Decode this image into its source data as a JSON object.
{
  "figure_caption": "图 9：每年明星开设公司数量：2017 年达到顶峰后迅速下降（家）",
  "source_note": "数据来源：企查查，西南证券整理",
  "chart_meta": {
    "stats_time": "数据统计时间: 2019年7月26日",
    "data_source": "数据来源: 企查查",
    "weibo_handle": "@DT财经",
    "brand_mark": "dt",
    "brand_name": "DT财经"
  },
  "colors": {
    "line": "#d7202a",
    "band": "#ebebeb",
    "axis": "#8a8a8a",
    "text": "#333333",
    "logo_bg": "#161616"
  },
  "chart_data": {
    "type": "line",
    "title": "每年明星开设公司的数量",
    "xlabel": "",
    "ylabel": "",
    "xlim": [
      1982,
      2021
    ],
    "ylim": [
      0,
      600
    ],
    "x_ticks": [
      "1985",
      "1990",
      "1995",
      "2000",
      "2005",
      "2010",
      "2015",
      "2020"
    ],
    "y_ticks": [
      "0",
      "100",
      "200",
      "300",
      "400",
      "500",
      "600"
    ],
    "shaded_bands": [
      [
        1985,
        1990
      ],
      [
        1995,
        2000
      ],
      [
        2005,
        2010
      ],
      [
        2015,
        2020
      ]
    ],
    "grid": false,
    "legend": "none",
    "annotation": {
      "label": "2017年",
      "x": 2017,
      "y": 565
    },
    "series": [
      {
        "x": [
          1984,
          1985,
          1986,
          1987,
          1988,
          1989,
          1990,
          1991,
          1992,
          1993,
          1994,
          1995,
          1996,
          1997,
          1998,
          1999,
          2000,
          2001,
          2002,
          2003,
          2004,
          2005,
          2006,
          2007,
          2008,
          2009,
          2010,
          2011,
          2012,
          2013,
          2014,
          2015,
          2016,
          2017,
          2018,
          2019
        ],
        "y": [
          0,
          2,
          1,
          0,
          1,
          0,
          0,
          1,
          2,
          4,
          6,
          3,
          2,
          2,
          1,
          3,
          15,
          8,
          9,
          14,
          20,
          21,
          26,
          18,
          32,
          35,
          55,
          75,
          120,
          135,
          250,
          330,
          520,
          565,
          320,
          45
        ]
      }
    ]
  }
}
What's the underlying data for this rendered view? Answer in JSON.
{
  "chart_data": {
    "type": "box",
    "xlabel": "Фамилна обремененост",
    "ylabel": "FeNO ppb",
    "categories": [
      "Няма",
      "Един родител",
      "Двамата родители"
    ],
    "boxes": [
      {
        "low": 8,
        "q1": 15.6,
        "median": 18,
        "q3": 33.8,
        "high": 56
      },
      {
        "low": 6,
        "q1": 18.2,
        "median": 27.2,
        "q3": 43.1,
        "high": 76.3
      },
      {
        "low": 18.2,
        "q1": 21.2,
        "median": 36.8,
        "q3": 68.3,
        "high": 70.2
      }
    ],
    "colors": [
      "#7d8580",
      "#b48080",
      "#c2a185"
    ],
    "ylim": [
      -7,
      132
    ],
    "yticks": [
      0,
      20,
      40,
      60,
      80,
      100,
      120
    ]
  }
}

==

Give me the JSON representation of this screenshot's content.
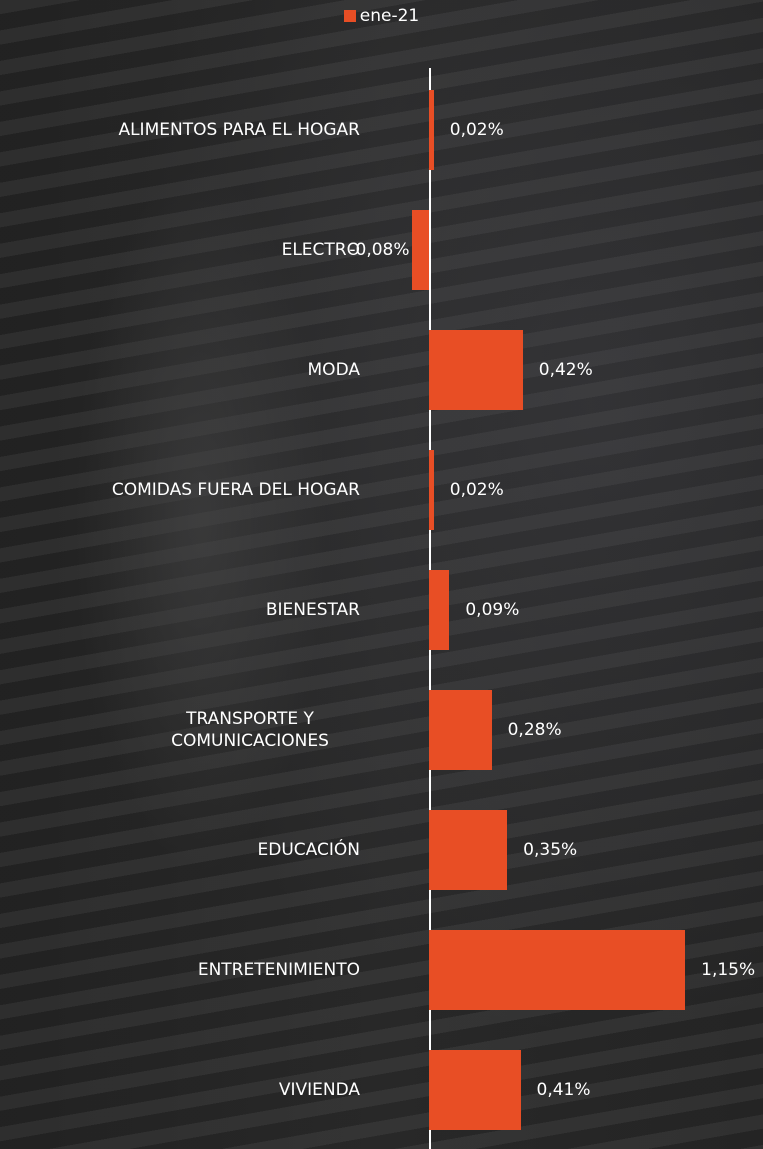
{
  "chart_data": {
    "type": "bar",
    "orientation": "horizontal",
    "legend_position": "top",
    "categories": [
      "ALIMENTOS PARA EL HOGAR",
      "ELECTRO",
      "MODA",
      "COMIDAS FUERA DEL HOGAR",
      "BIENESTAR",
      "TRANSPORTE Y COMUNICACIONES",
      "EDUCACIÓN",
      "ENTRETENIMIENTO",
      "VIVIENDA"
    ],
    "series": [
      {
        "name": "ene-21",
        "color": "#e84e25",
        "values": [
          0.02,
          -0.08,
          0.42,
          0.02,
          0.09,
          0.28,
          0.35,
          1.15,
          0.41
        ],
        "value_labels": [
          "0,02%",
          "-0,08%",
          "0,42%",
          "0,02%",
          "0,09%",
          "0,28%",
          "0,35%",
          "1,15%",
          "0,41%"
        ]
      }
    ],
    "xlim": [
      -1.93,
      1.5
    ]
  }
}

_Request:_
Each line holding the word "xlabel" counts once; report the total and nothing else.

_Output:_
2